*** EXERCISE MATERIALS

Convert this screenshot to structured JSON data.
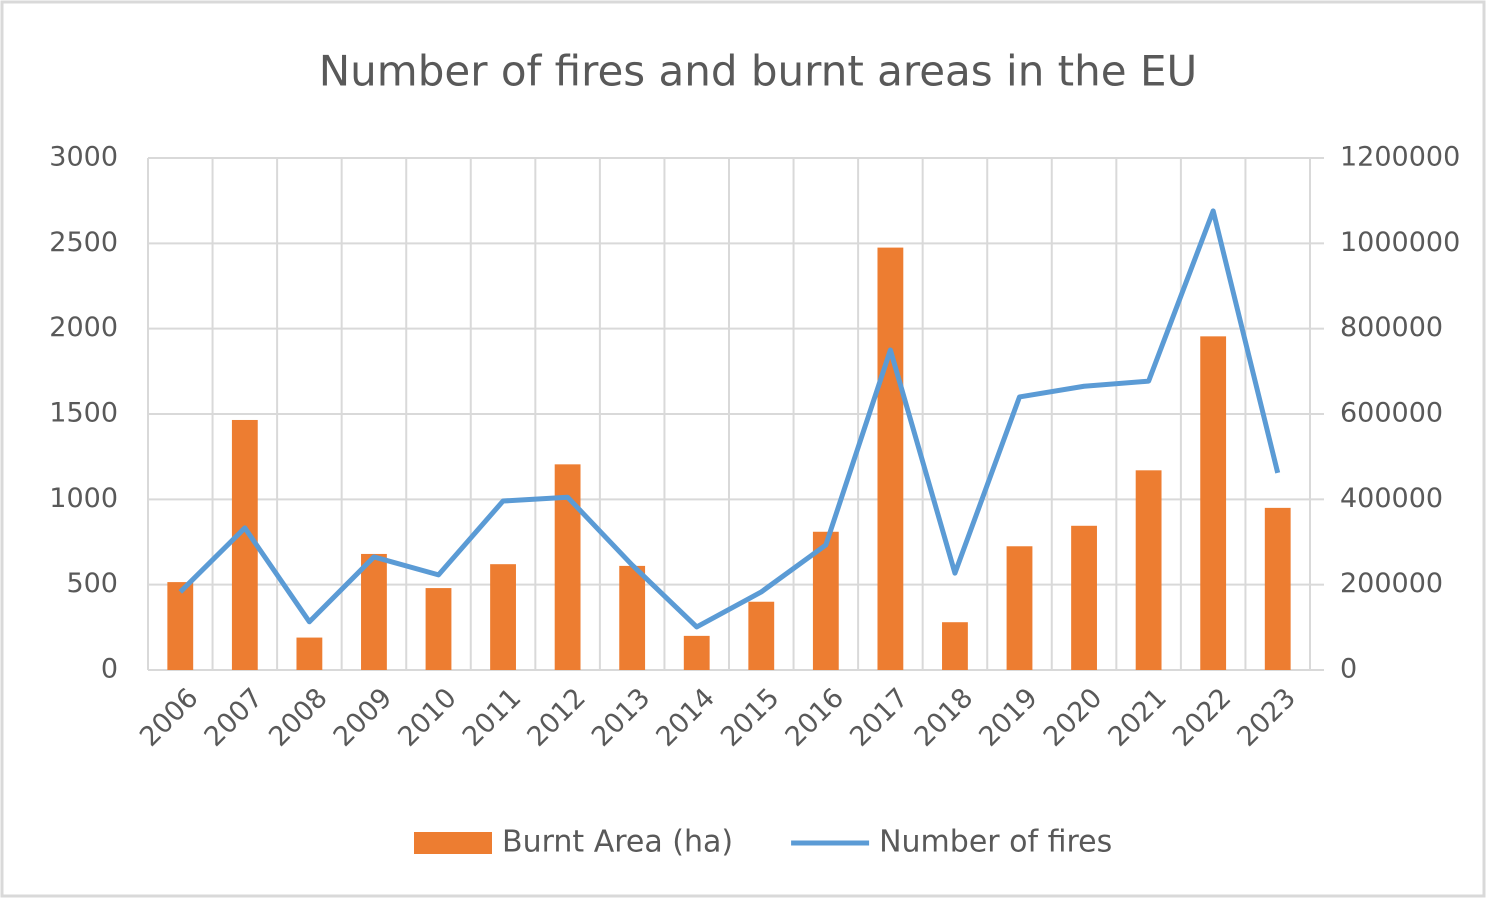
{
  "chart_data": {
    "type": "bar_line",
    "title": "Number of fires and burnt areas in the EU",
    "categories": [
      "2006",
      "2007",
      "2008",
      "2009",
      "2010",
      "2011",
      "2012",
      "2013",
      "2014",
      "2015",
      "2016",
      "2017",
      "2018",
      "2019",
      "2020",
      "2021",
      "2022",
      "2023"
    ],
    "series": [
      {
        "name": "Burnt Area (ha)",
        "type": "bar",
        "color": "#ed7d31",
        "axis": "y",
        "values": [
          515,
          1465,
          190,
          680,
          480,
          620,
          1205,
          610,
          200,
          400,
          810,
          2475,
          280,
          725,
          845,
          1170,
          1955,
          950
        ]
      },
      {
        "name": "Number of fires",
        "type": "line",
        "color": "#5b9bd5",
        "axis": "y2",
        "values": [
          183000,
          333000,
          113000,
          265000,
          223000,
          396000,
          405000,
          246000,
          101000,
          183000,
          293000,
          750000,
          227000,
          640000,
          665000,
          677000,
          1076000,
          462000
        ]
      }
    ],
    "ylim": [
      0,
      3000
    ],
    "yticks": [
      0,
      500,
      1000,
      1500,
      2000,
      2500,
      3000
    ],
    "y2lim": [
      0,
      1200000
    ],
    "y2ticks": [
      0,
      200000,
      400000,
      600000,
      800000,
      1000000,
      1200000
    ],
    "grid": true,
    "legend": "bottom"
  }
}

******

# [WHAT YOU ARE ASKED TO DO]
Return the entries unchanged, save for the pictures, which do not belong in the copy.

# [FULL OUTPUT]
Convert this screenshot to structured JSON data.
{
  "chart_data": {
    "type": "bar_line",
    "title": "Number of fires and burnt areas in the EU",
    "categories": [
      "2006",
      "2007",
      "2008",
      "2009",
      "2010",
      "2011",
      "2012",
      "2013",
      "2014",
      "2015",
      "2016",
      "2017",
      "2018",
      "2019",
      "2020",
      "2021",
      "2022",
      "2023"
    ],
    "series": [
      {
        "name": "Burnt Area (ha)",
        "type": "bar",
        "color": "#ed7d31",
        "axis": "y",
        "values": [
          515,
          1465,
          190,
          680,
          480,
          620,
          1205,
          610,
          200,
          400,
          810,
          2475,
          280,
          725,
          845,
          1170,
          1955,
          950
        ]
      },
      {
        "name": "Number of fires",
        "type": "line",
        "color": "#5b9bd5",
        "axis": "y2",
        "values": [
          183000,
          333000,
          113000,
          265000,
          223000,
          396000,
          405000,
          246000,
          101000,
          183000,
          293000,
          750000,
          227000,
          640000,
          665000,
          677000,
          1076000,
          462000
        ]
      }
    ],
    "ylim": [
      0,
      3000
    ],
    "yticks": [
      0,
      500,
      1000,
      1500,
      2000,
      2500,
      3000
    ],
    "y2lim": [
      0,
      1200000
    ],
    "y2ticks": [
      0,
      200000,
      400000,
      600000,
      800000,
      1000000,
      1200000
    ],
    "grid": true,
    "legend": "bottom"
  }
}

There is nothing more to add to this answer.